**Provided passage:**
Browser based attacks are one of the most common vectors used by adversaries to gain control of an internal system on a target network. In this "beachhead assault" stage of a cyber attack campaign, attackers attempt to exploit known and unknown (zero-day) vulnerabilities in browser applications. The main goal in secure browsing is to prevent malware from successfully breaching the browser and establishing persistence on the underlying endpoint.
Browsers represent an attractive attack surface for several reasons. Firstly, they are an important influx waypoint as information and documents transit into an internal corporate network. This means they are typically more accessible to external threat actors than other software applications inside the network. Secondly, browsers allow installation of useful extension apps. Threat actors can develop malicious extensions with otherwise useful functionality and wait for unsuspecting users to install them.
Also, in the case of Google Chrome, which makes up more than 65% of all browser market share, core source code is available as Chromium; an open source software code repository that adversaries can analyze for weaknesses before they deploy their malware payloads. When considering that MicroSoft Edge is also based on Chromium, an additional 8+% of market share can be included, meaning the Chromium attack surface comprises about 75% of internet browsing. However, even closed source browser applications can be reverse compiled and targeted by advanced persistent threat actors.
Browser based attacks happen across a variety of vectors such as:
- Phishing & Click Bating - Users are tricked into opening a URL to a malicious website or other media content in the browser, which in turn attempts to exploit the browser. Advanced phishing, known as "spear phishing” attacks employ context relevant content that may appear to originate from a known source such as a co-worker.
- Trojan Browser Extensions & Plugins - Users are coerced into downloading a malicious browser extension which may claim to provide some attractive benefit to the user. An improved workflow is an attractive force swaying users to install rogue plugins.
The Benefit of a Cloud Based Workflow
As the adoption of cloud-based applications and services increases, tasks that have been traditionally handled by native applications such as desktop office applications can be done primarily through a browser using web-applications. Handling incoming and collaborative documents, spreadsheets, presentations and other file types in this way enhances the importance of securing the browser, therefore ensuring that malicious code embedded in a document never reaches the endpoint itself.
Existing Browser Isolation Strategies
Isolating the browser is important to protect the local environment from browser based attacks. There are currently two main concepts for browser isolation.
- The first is to access the internet through a Virtual Machine (VM) or Micro VM to create a secured and isolated environment for browsing.
- The second is the “screening” approach, in which the browser application runs on a remote server and the user-interface image is forwarded to the client system. The screening method can be enabled using technology such as X11 over SSH.
Both approaches are great in theory but in real life have operational and performance overheads that translate into usability issues such as lack of reliability, or just a bad user experience.
Usability and scalability shortcomings of existing browser isolation solutions can be a significant deterrent to implementation. Applications accessed via remote (thin) and local (thick) VMs often induce significant lag, which can cause user dis-satisfaction and annoyance . This increased mental demand has been shown to translate into reduced workplace performance.

**Information supplied:**
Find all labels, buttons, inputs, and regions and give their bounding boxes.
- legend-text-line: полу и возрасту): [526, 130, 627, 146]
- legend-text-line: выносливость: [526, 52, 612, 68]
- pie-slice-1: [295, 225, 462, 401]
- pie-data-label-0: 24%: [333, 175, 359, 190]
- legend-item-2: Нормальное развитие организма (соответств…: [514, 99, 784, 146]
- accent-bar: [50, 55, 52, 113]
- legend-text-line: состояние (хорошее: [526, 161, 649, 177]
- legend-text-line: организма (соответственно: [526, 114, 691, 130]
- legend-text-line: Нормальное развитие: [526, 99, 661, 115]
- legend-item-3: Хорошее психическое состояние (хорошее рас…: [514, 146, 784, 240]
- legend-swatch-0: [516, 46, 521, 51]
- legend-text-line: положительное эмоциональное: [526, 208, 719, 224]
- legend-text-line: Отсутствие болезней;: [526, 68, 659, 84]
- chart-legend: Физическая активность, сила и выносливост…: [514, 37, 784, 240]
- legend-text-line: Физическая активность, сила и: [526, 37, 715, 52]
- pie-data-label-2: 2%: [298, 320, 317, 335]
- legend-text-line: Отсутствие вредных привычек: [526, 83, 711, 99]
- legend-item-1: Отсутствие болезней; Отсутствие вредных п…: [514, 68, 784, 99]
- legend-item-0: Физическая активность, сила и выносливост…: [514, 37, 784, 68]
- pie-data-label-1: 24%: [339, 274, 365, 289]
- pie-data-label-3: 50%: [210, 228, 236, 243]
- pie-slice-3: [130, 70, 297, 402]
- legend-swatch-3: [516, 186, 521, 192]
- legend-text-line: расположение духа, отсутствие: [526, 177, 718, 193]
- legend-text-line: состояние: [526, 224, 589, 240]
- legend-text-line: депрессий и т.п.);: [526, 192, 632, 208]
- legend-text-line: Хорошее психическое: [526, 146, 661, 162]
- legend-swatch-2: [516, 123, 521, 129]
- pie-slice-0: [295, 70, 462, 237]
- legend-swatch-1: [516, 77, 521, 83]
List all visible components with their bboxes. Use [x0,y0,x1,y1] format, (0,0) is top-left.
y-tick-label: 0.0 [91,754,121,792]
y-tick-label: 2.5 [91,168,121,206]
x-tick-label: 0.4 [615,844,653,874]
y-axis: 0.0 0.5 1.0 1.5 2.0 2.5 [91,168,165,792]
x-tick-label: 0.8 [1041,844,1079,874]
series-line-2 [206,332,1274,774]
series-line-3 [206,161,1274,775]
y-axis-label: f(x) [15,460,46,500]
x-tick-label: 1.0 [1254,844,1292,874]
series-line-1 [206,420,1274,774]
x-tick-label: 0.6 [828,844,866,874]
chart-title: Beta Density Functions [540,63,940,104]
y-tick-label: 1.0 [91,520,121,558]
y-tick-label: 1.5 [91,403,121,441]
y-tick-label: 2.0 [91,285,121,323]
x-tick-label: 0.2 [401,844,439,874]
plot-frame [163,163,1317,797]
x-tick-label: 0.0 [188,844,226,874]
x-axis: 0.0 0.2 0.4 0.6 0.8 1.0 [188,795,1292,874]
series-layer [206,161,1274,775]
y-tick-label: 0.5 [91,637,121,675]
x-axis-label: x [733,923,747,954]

**Problem statement:** Reproduce the part of the browser security passage that begins at "The Benefit of" and ends at "the endpoint itself.", without any changes.

**Result of the task:**
The Benefit of a Cloud Based Workflow
As the adoption of cloud-based applications and services increases, tasks that have been traditionally handled by native applications such as desktop office applications can be done primarily through a browser using web-applications. Handling incoming and collaborative documents, spreadsheets, presentations and other file types in this way enhances the importance of securing the browser, therefore ensuring that malicious code embedded in a document never reaches the endpoint itself.